* Start Information provided *

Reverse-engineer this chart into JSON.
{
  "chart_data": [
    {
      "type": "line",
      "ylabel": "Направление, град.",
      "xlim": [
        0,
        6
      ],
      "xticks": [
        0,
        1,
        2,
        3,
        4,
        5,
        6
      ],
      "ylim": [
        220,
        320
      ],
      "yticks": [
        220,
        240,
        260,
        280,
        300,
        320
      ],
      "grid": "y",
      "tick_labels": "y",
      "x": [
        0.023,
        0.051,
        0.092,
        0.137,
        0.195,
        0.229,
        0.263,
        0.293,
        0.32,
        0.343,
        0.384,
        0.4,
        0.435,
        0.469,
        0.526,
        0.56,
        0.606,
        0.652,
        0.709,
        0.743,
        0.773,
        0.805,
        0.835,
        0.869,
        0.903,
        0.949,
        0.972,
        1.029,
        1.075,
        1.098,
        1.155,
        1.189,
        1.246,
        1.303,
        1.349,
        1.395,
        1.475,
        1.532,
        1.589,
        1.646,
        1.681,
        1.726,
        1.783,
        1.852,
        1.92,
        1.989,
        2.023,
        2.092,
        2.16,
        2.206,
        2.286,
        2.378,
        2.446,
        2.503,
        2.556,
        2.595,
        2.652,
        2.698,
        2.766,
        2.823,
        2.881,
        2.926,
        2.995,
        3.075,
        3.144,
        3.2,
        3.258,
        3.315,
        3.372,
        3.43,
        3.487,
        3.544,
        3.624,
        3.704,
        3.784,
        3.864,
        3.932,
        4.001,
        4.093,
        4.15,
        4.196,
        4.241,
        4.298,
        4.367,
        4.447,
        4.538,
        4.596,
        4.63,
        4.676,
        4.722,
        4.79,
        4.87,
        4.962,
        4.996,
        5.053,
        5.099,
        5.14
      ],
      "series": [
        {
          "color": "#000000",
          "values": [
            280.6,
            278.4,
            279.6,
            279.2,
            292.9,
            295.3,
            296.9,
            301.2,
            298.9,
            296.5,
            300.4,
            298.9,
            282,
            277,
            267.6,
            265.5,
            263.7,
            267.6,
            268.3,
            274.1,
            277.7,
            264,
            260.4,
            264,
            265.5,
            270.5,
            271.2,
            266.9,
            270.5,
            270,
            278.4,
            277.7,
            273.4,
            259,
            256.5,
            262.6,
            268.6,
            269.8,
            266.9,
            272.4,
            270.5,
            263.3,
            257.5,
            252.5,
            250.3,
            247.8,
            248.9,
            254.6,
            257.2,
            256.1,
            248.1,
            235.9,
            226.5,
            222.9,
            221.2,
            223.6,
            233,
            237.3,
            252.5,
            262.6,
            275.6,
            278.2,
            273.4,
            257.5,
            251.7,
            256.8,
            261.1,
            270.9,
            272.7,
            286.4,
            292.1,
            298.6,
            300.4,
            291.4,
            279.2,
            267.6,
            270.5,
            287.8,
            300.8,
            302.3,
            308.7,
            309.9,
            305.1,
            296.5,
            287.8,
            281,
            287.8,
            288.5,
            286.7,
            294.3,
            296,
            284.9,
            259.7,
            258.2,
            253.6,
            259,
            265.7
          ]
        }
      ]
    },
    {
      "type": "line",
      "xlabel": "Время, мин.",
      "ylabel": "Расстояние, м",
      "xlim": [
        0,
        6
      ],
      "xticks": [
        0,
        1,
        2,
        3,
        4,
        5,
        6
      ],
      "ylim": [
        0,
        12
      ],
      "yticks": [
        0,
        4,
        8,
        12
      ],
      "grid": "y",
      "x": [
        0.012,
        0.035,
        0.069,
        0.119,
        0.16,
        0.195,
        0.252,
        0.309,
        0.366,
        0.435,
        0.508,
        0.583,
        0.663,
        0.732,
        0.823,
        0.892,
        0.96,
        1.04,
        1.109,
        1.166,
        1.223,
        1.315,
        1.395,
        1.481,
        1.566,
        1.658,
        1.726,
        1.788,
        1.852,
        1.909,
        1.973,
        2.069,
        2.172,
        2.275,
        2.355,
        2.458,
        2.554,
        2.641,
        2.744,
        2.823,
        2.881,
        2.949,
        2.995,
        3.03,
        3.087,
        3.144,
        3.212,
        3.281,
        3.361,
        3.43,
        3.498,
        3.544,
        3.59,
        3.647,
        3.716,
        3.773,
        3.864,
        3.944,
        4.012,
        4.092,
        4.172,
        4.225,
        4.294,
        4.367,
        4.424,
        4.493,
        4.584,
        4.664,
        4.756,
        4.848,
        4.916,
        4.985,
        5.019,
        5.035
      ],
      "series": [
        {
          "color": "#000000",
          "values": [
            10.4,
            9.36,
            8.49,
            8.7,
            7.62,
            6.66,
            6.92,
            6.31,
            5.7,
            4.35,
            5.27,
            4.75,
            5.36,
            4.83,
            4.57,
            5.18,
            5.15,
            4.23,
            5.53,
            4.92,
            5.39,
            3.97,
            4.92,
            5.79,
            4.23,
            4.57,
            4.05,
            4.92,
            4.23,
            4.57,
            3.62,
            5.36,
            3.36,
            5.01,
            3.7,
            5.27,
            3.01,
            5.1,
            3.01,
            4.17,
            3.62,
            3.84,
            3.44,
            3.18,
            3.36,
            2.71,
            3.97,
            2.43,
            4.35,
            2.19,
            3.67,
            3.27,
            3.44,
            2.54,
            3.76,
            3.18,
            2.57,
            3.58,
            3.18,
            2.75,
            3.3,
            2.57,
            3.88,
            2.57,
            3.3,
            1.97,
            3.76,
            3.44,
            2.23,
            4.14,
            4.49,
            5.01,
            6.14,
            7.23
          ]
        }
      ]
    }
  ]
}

* End Information provided *

Work required:
Transcribe the data. Leave every line exactly as it is.

Response below:
Reverse-engineer this chart into JSON.
{
  "chart_data": [
    {
      "type": "line",
      "ylabel": "Направление, град.",
      "xlim": [
        0,
        6
      ],
      "xticks": [
        0,
        1,
        2,
        3,
        4,
        5,
        6
      ],
      "ylim": [
        220,
        320
      ],
      "yticks": [
        220,
        240,
        260,
        280,
        300,
        320
      ],
      "grid": "y",
      "tick_labels": "y",
      "x": [
        0.023,
        0.051,
        0.092,
        0.137,
        0.195,
        0.229,
        0.263,
        0.293,
        0.32,
        0.343,
        0.384,
        0.4,
        0.435,
        0.469,
        0.526,
        0.56,
        0.606,
        0.652,
        0.709,
        0.743,
        0.773,
        0.805,
        0.835,
        0.869,
        0.903,
        0.949,
        0.972,
        1.029,
        1.075,
        1.098,
        1.155,
        1.189,
        1.246,
        1.303,
        1.349,
        1.395,
        1.475,
        1.532,
        1.589,
        1.646,
        1.681,
        1.726,
        1.783,
        1.852,
        1.92,
        1.989,
        2.023,
        2.092,
        2.16,
        2.206,
        2.286,
        2.378,
        2.446,
        2.503,
        2.556,
        2.595,
        2.652,
        2.698,
        2.766,
        2.823,
        2.881,
        2.926,
        2.995,
        3.075,
        3.144,
        3.2,
        3.258,
        3.315,
        3.372,
        3.43,
        3.487,
        3.544,
        3.624,
        3.704,
        3.784,
        3.864,
        3.932,
        4.001,
        4.093,
        4.15,
        4.196,
        4.241,
        4.298,
        4.367,
        4.447,
        4.538,
        4.596,
        4.63,
        4.676,
        4.722,
        4.79,
        4.87,
        4.962,
        4.996,
        5.053,
        5.099,
        5.14
      ],
      "series": [
        {
          "color": "#000000",
          "values": [
            280.6,
            278.4,
            279.6,
            279.2,
            292.9,
            295.3,
            296.9,
            301.2,
            298.9,
            296.5,
            300.4,
            298.9,
            282,
            277,
            267.6,
            265.5,
            263.7,
            267.6,
            268.3,
            274.1,
            277.7,
            264,
            260.4,
            264,
            265.5,
            270.5,
            271.2,
            266.9,
            270.5,
            270,
            278.4,
            277.7,
            273.4,
            259,
            256.5,
            262.6,
            268.6,
            269.8,
            266.9,
            272.4,
            270.5,
            263.3,
            257.5,
            252.5,
            250.3,
            247.8,
            248.9,
            254.6,
            257.2,
            256.1,
            248.1,
            235.9,
            226.5,
            222.9,
            221.2,
            223.6,
            233,
            237.3,
            252.5,
            262.6,
            275.6,
            278.2,
            273.4,
            257.5,
            251.7,
            256.8,
            261.1,
            270.9,
            272.7,
            286.4,
            292.1,
            298.6,
            300.4,
            291.4,
            279.2,
            267.6,
            270.5,
            287.8,
            300.8,
            302.3,
            308.7,
            309.9,
            305.1,
            296.5,
            287.8,
            281,
            287.8,
            288.5,
            286.7,
            294.3,
            296,
            284.9,
            259.7,
            258.2,
            253.6,
            259,
            265.7
          ]
        }
      ]
    },
    {
      "type": "line",
      "xlabel": "Время, мин.",
      "ylabel": "Расстояние, м",
      "xlim": [
        0,
        6
      ],
      "xticks": [
        0,
        1,
        2,
        3,
        4,
        5,
        6
      ],
      "ylim": [
        0,
        12
      ],
      "yticks": [
        0,
        4,
        8,
        12
      ],
      "grid": "y",
      "x": [
        0.012,
        0.035,
        0.069,
        0.119,
        0.16,
        0.195,
        0.252,
        0.309,
        0.366,
        0.435,
        0.508,
        0.583,
        0.663,
        0.732,
        0.823,
        0.892,
        0.96,
        1.04,
        1.109,
        1.166,
        1.223,
        1.315,
        1.395,
        1.481,
        1.566,
        1.658,
        1.726,
        1.788,
        1.852,
        1.909,
        1.973,
        2.069,
        2.172,
        2.275,
        2.355,
        2.458,
        2.554,
        2.641,
        2.744,
        2.823,
        2.881,
        2.949,
        2.995,
        3.03,
        3.087,
        3.144,
        3.212,
        3.281,
        3.361,
        3.43,
        3.498,
        3.544,
        3.59,
        3.647,
        3.716,
        3.773,
        3.864,
        3.944,
        4.012,
        4.092,
        4.172,
        4.225,
        4.294,
        4.367,
        4.424,
        4.493,
        4.584,
        4.664,
        4.756,
        4.848,
        4.916,
        4.985,
        5.019,
        5.035
      ],
      "series": [
        {
          "color": "#000000",
          "values": [
            10.4,
            9.36,
            8.49,
            8.7,
            7.62,
            6.66,
            6.92,
            6.31,
            5.7,
            4.35,
            5.27,
            4.75,
            5.36,
            4.83,
            4.57,
            5.18,
            5.15,
            4.23,
            5.53,
            4.92,
            5.39,
            3.97,
            4.92,
            5.79,
            4.23,
            4.57,
            4.05,
            4.92,
            4.23,
            4.57,
            3.62,
            5.36,
            3.36,
            5.01,
            3.7,
            5.27,
            3.01,
            5.1,
            3.01,
            4.17,
            3.62,
            3.84,
            3.44,
            3.18,
            3.36,
            2.71,
            3.97,
            2.43,
            4.35,
            2.19,
            3.67,
            3.27,
            3.44,
            2.54,
            3.76,
            3.18,
            2.57,
            3.58,
            3.18,
            2.75,
            3.3,
            2.57,
            3.88,
            2.57,
            3.3,
            1.97,
            3.76,
            3.44,
            2.23,
            4.14,
            4.49,
            5.01,
            6.14,
            7.23
          ]
        }
      ]
    }
  ]
}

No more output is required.